**EXERCISE OBJECTIVE**
Scan the lines below; pull out those with "пристроенных".

►

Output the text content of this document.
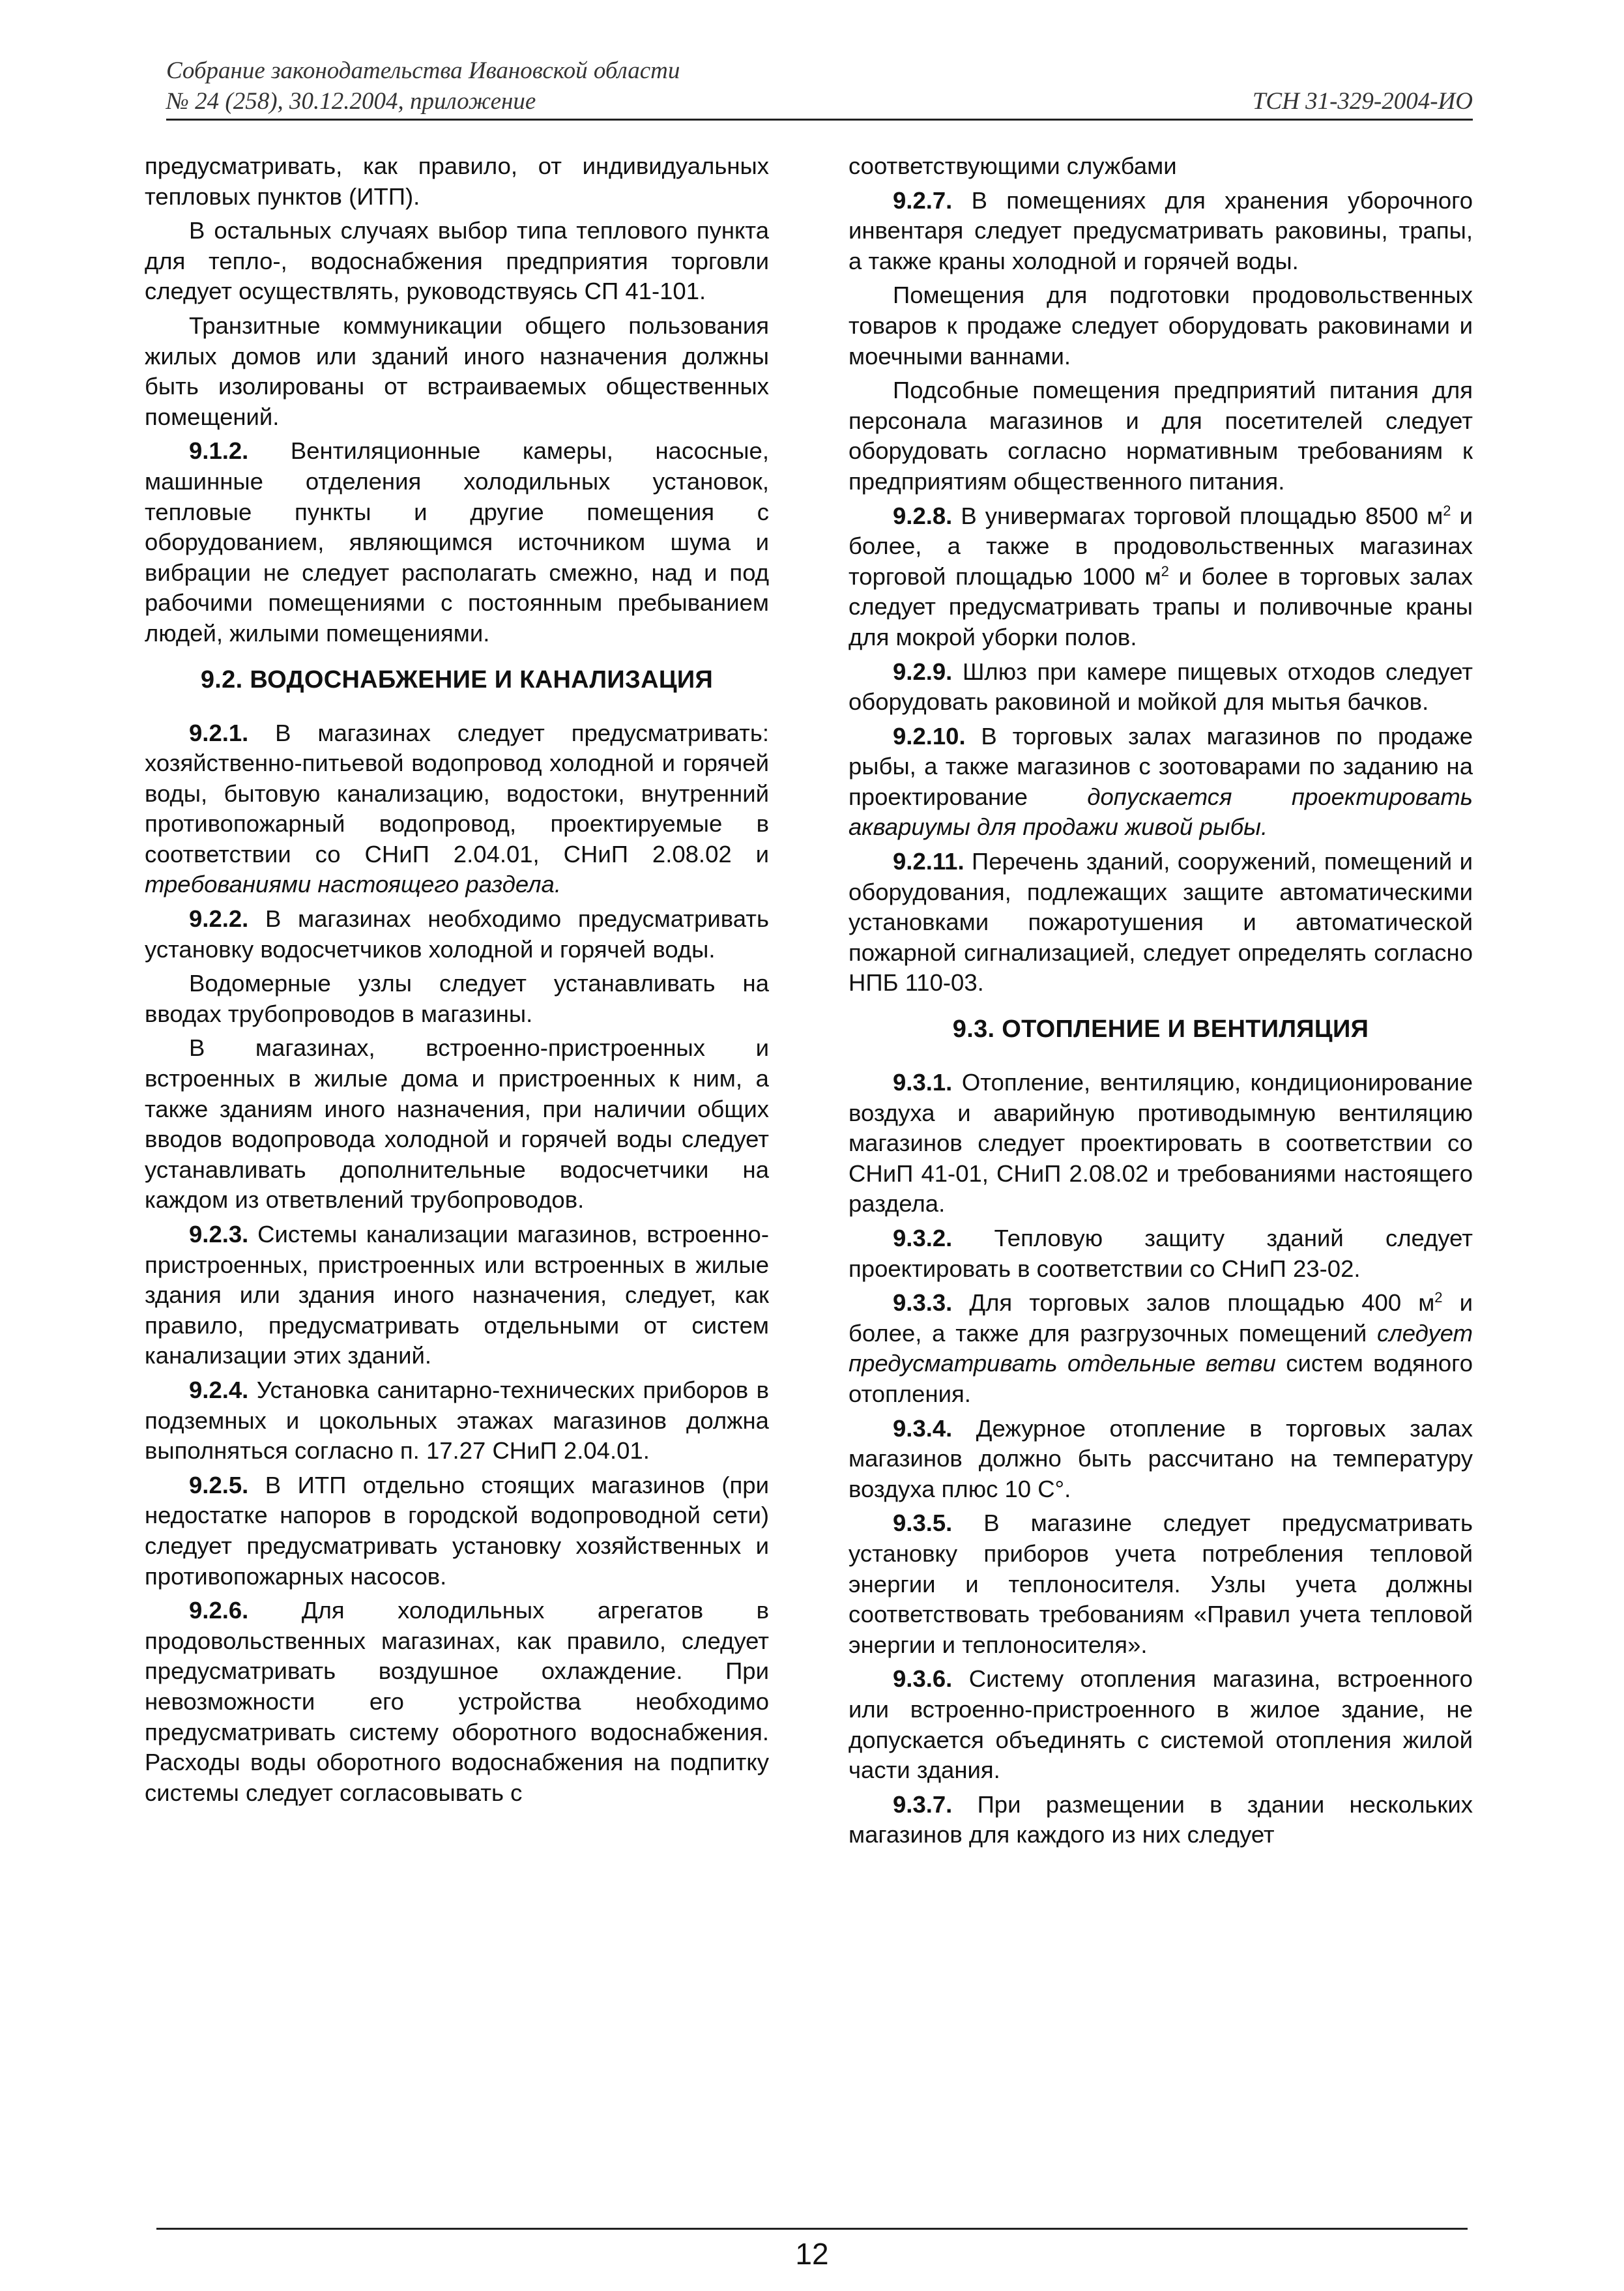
Собрание законодательства Ивановской области
№ 24 (258), 30.12.2004, приложение	ТСН 31-329-2004-ИО

предусматривать, как правило, от индивидуальных тепловых пунктов (ИТП).

В остальных случаях выбор типа теплового пункта для тепло-, водоснабжения предприятия торговли следует осуществлять, руководствуясь СП 41-101.

Транзитные коммуникации общего пользования жилых домов или зданий иного назначения должны быть изолированы от встраиваемых общественных помещений.

9.1.2. Вентиляционные камеры, насосные, машинные отделения холодильных установок, тепловые пункты и другие помещения с оборудованием, являющимся источником шума и вибрации не следует располагать смежно, над и под рабочими помещениями с постоянным пребыванием людей, жилыми помещениями.

9.2. ВОДОСНАБЖЕНИЕ И КАНАЛИЗАЦИЯ

9.2.1. В магазинах следует предусматривать: хозяйственно-питьевой водопровод холодной и горячей воды, бытовую канализацию, водостоки, внутренний противопожарный водопровод, проектируемые в соответствии со СНиП 2.04.01, СНиП 2.08.02 и требованиями настоящего раздела.

9.2.2. В магазинах необходимо предусматривать установку водосчетчиков холодной и горячей воды.

Водомерные узлы следует устанавливать на вводах трубопроводов в магазины.

В магазинах, встроенно-пристроенных и встроенных в жилые дома и пристроенных к ним, а также зданиям иного назначения, при наличии общих вводов водопровода холодной и горячей воды следует устанавливать дополнительные водосчетчики на каждом из ответвлений трубопроводов.

9.2.3. Системы канализации магазинов, встроенно-пристроенных, пристроенных или встроенных в жилые здания или здания иного назначения, следует, как правило, предусматривать отдельными от систем канализации этих зданий.

9.2.4. Установка санитарно-технических приборов в подземных и цокольных этажах магазинов должна выполняться согласно п. 17.27 СНиП 2.04.01.

9.2.5. В ИТП отдельно стоящих магазинов (при недостатке напоров в городской водопроводной сети) следует предусматривать установку хозяйственных и противопожарных насосов.

9.2.6. Для холодильных агрегатов в продовольственных магазинах, как правило, следует предусматривать воздушное охлаждение. При невозможности его устройства необходимо предусматривать систему оборотного водоснабжения. Расходы воды оборотного водоснабжения на подпитку системы следует согласовывать с

соответствующими службами

9.2.7. В помещениях для хранения уборочного инвентаря следует предусматривать раковины, трапы, а также краны холодной и горячей воды.

Помещения для подготовки продовольственных товаров к продаже следует оборудовать раковинами и моечными ваннами.

Подсобные помещения предприятий питания для персонала магазинов и для посетителей следует оборудовать согласно нормативным требованиям к предприятиям общественного питания.

9.2.8. В универмагах торговой площадью 8500 $м^2$ и более, а также в продовольственных магазинах торговой площадью 1000 $м^2$ и более в торговых залах следует предусматривать трапы и поливочные краны для мокрой уборки полов.

9.2.9. Шлюз при камере пищевых отходов следует оборудовать раковиной и мойкой для мытья бачков.

9.2.10. В торговых залах магазинов по продаже рыбы, а также магазинов с зоотоварами по заданию на проектирование допускается проектировать аквариумы для продажи живой рыбы.

9.2.11. Перечень зданий, сооружений, помещений и оборудования, подлежащих защите автоматическими установками пожаротушения и автоматической пожарной сигнализацией, следует определять согласно НПБ 110-03.

9.3. ОТОПЛЕНИЕ И ВЕНТИЛЯЦИЯ

9.3.1. Отопление, вентиляцию, кондиционирование воздуха и аварийную противодымную вентиляцию магазинов следует проектировать в соответствии со СНиП 41-01, СНиП 2.08.02 и требованиями настоящего раздела.

9.3.2. Тепловую защиту зданий следует проектировать в соответствии со СНиП 23-02.

9.3.3. Для торговых залов площадью 400 $м^2$ и более, а также для разгрузочных помещений следует предусматривать отдельные ветви систем водяного отопления.

9.3.4. Дежурное отопление в торговых залах магазинов должно быть рассчитано на температуру воздуха плюс 10 С°.

9.3.5. В магазине следует предусматривать установку приборов учета потребления тепловой энергии и теплоносителя. Узлы учета должны соответствовать требованиям «Правил учета тепловой энергии и теплоносителя».

9.3.6. Систему отопления магазина, встроенного или встроенно-пристроенного в жилое здание, не допускается объединять с системой отопления жилой части здания.

9.3.7. При размещении в здании нескольких магазинов для каждого из них следует

12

◄

**EXERCISE RESULT**
В магазинах, встроенно-пристроенных и встроенных в жилые дома и пристроенных к ним, а также зданиям иного назначения, при наличии общих вводов водопровода холодной и горячей воды следует устанавливать дополнительные водосчетчики на каждом из ответвлений трубопроводов.
9.2.3. Системы канализации магазинов, встроенно-пристроенных, пристроенных или встроенных в жилые здания или здания иного назначения, следует, как правило, предусматривать отдельными от систем канализации этих зданий.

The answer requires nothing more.